> _Stated problem_:
What is the number of lines in these entries that include "long"? Write that number and no other text.

> _Records provided_:
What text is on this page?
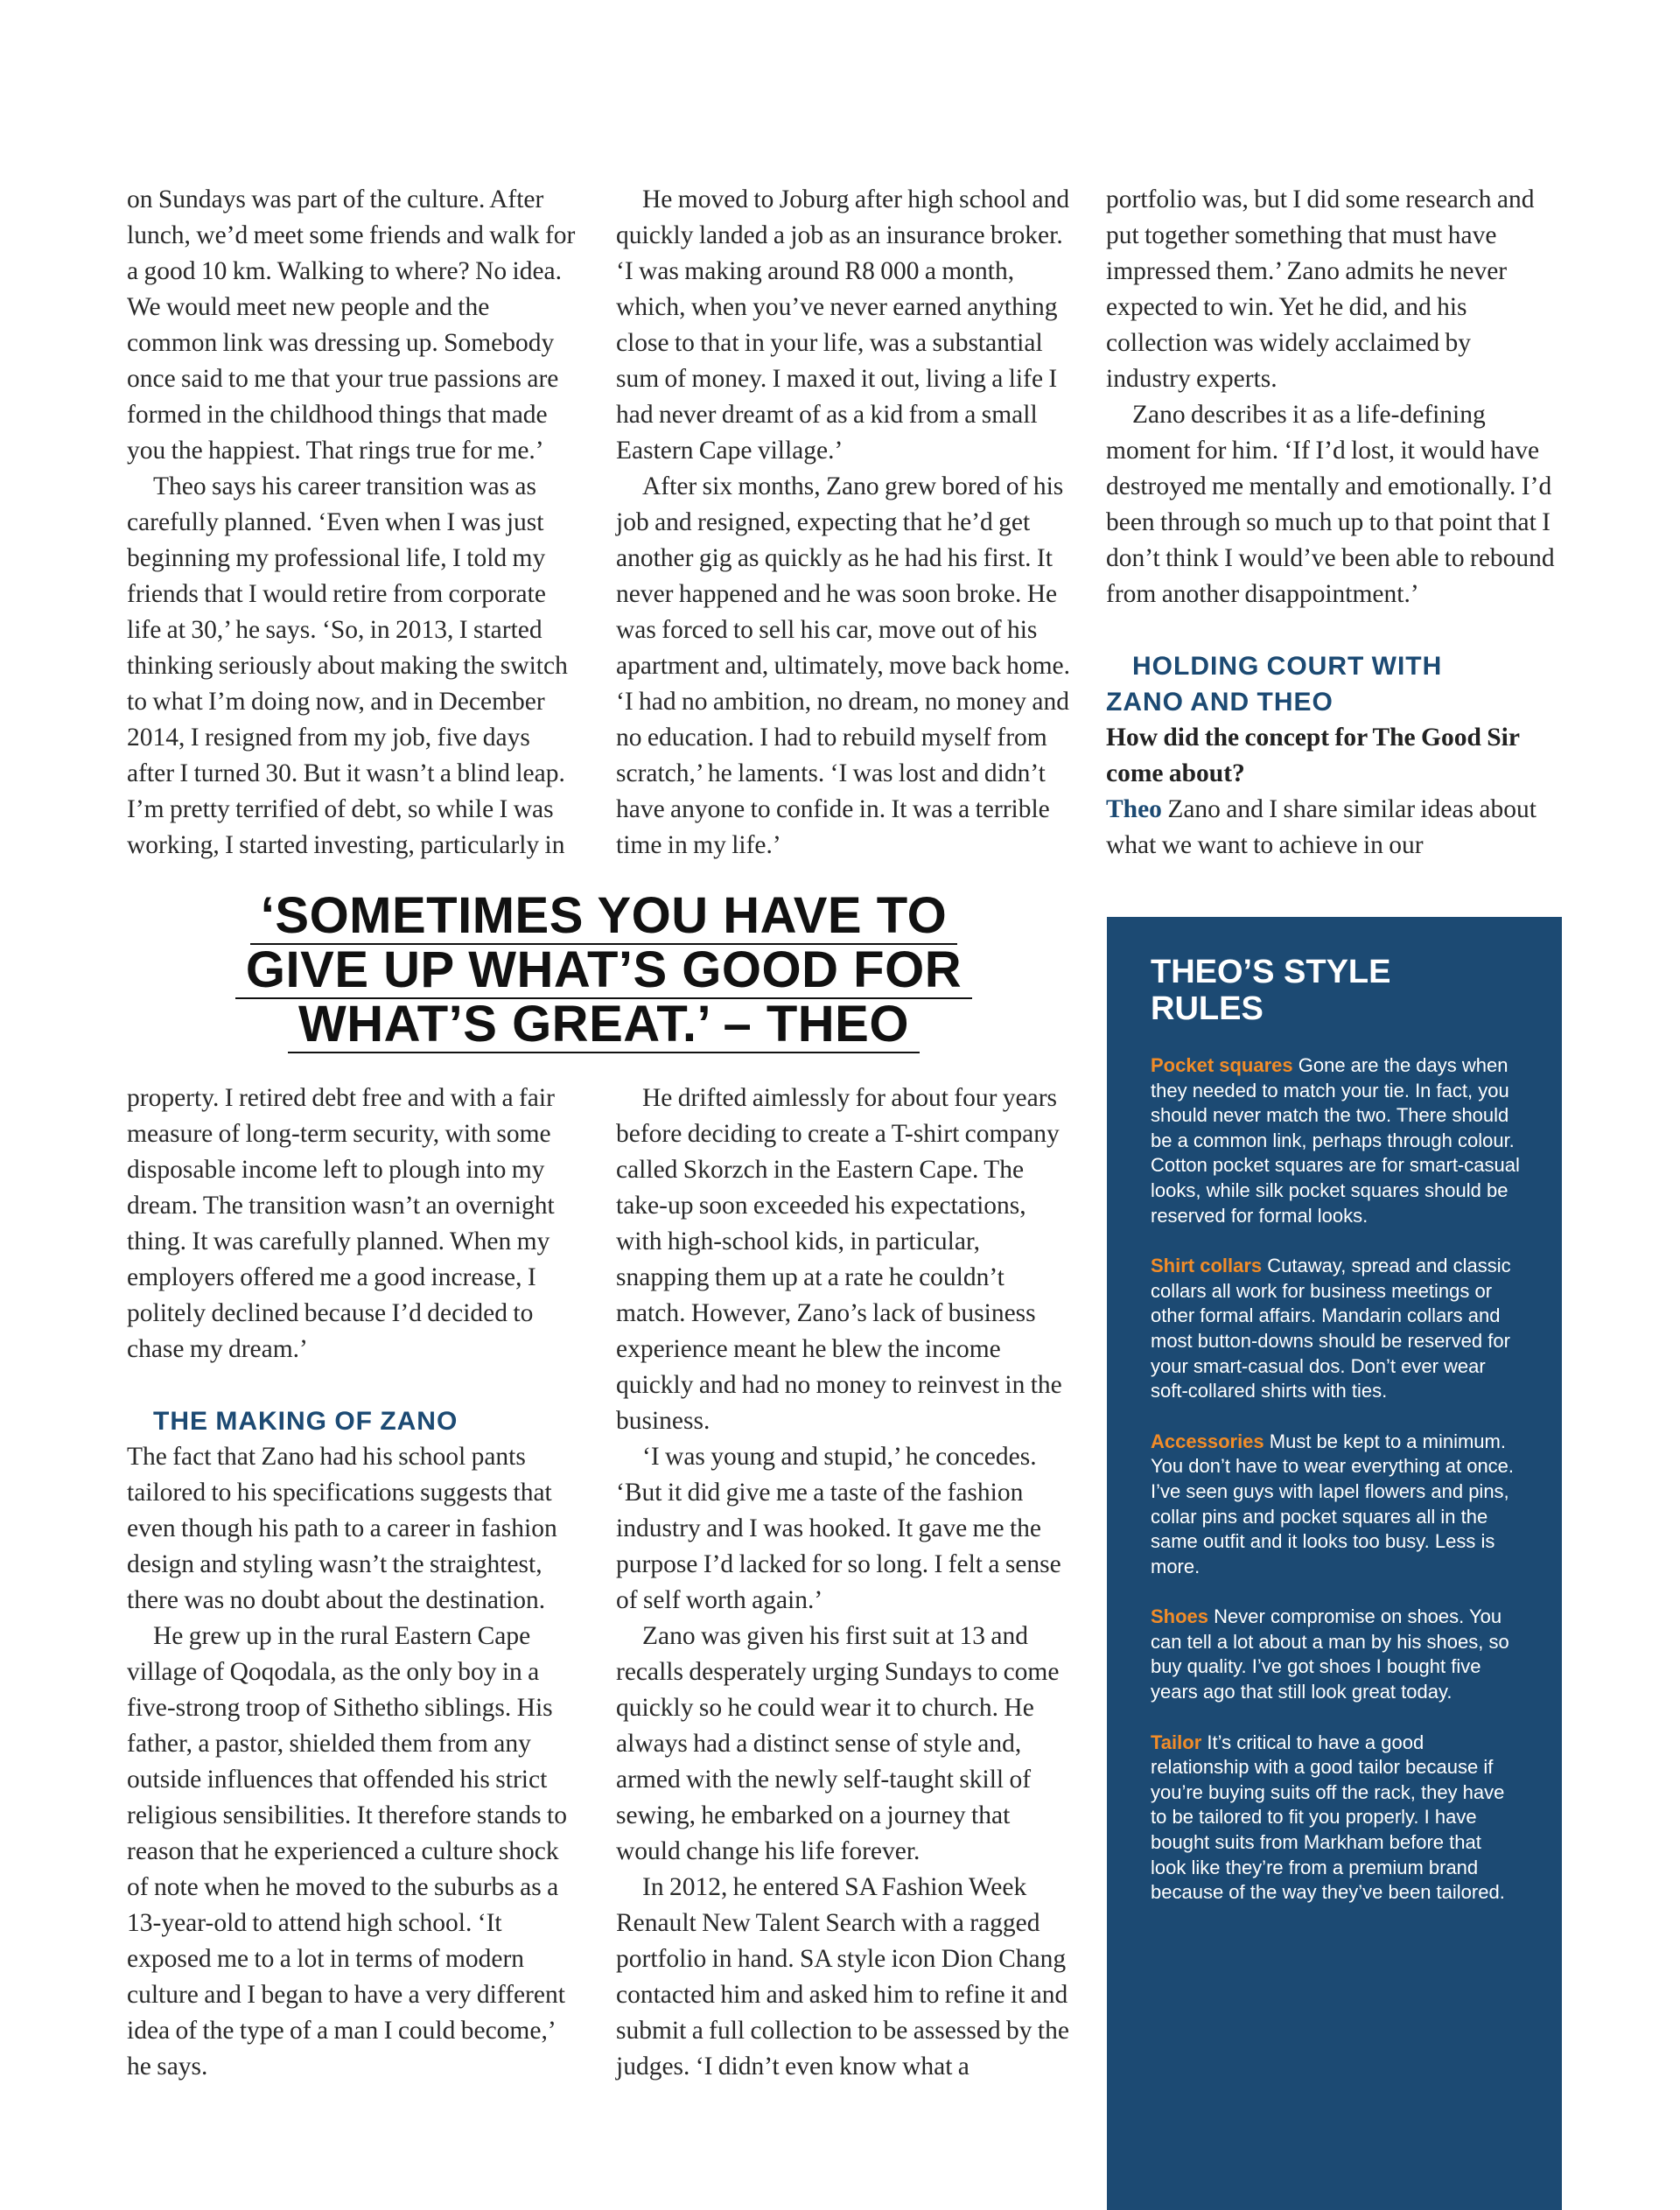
on Sundays was part of the culture. After lunch, we’d meet some friends and walk for a good 10 km. Walking to where? No idea. We would meet new people and the common link was dressing up. Somebody once said to me that your true passions are formed in the childhood things that made you the happiest. That rings true for me.’

Theo says his career transition was as carefully planned. ‘Even when I was just beginning my professional life, I told my friends that I would retire from corporate life at 30,’ he says. ‘So, in 2013, I started thinking seriously about making the switch to what I’m doing now, and in December 2014, I resigned from my job, five days after I turned 30. But it wasn’t a blind leap. I’m pretty terrified of debt, so while I was working, I started investing, particularly in

He moved to Joburg after high school and quickly landed a job as an insurance broker. ‘I was making around R8 000 a month, which, when you’ve never earned anything close to that in your life, was a substantial sum of money. I maxed it out, living a life I had never dreamt of as a kid from a small Eastern Cape village.’

After six months, Zano grew bored of his job and resigned, expecting that he’d get another gig as quickly as he had his first. It never happened and he was soon broke. He was forced to sell his car, move out of his apartment and, ultimately, move back home. ‘I had no ambition, no dream, no money and no education. I had to rebuild myself from scratch,’ he laments. ‘I was lost and didn’t have anyone to confide in. It was a terrible time in my life.’

portfolio was, but I did some research and put together something that must have impressed them.’ Zano admits he never expected to win. Yet he did, and his collection was widely acclaimed by industry experts.

Zano describes it as a life-defining moment for him. ‘If I’d lost, it would have destroyed me mentally and emotionally. I’d been through so much up to that point that I don’t think I would’ve been able to rebound from another disappointment.’

HOLDING COURT WITH
ZANO AND THEO

How did the concept for The Good Sir come about?

Theo Zano and I share similar ideas about what we want to achieve in our

‘SOMETIMES YOU HAVE TO
GIVE UP WHAT’S GOOD FOR
WHAT’S GREAT.’ – THEO

property. I retired debt free and with a fair measure of long-term security, with some disposable income left to plough into my dream. The transition wasn’t an overnight thing. It was carefully planned. When my employers offered me a good increase, I politely declined because I’d decided to chase my dream.’

THE MAKING OF ZANO

The fact that Zano had his school pants tailored to his specifications suggests that even though his path to a career in fashion design and styling wasn’t the straightest, there was no doubt about the destination.

He grew up in the rural Eastern Cape village of Qoqodala, as the only boy in a five-strong troop of Sithetho siblings. His father, a pastor, shielded them from any outside influences that offended his strict religious sensibilities. It therefore stands to reason that he experienced a culture shock of note when he moved to the suburbs as a 13-year-old to attend high school. ‘It exposed me to a lot in terms of modern culture and I began to have a very different idea of the type of a man I could become,’ he says.

He drifted aimlessly for about four years before deciding to create a T-shirt company called Skorzch in the Eastern Cape. The take-up soon exceeded his expectations, with high-school kids, in particular, snapping them up at a rate he couldn’t match. However, Zano’s lack of business experience meant he blew the income quickly and had no money to reinvest in the business.

‘I was young and stupid,’ he concedes. ‘But it did give me a taste of the fashion industry and I was hooked. It gave me the purpose I’d lacked for so long. I felt a sense of self worth again.’

Zano was given his first suit at 13 and recalls desperately urging Sundays to come quickly so he could wear it to church. He always had a distinct sense of style and, armed with the newly self-taught skill of sewing, he embarked on a journey that would change his life forever.

In 2012, he entered SA Fashion Week Renault New Talent Search with a ragged portfolio in hand. SA style icon Dion Chang contacted him and asked him to refine it and submit a full collection to be assessed by the judges. ‘I didn’t even know what a

THEO’S STYLE
RULES

Pocket squares Gone are the days when they needed to match your tie. In fact, you should never match the two. There should be a common link, perhaps through colour. Cotton pocket squares are for smart-casual looks, while silk pocket squares should be reserved for formal looks.

Shirt collars Cutaway, spread and classic collars all work for business meetings or other formal affairs. Mandarin collars and most button-downs should be reserved for your smart-casual dos. Don’t ever wear soft-collared shirts with ties.

Accessories Must be kept to a minimum. You don’t have to wear everything at once. I’ve seen guys with lapel flowers and pins, collar pins and pocket squares all in the same outfit and it looks too busy. Less is more.

Shoes Never compromise on shoes. You can tell a lot about a man by his shoes, so buy quality. I’ve got shoes I bought five years ago that still look great today.

Tailor It’s critical to have a good relationship with a good tailor because if you’re buying suits off the rack, they have to be tailored to fit you properly. I have bought suits from Markham before that look like they’re from a premium brand because of the way they’ve been tailored.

> _Result for this task_:
2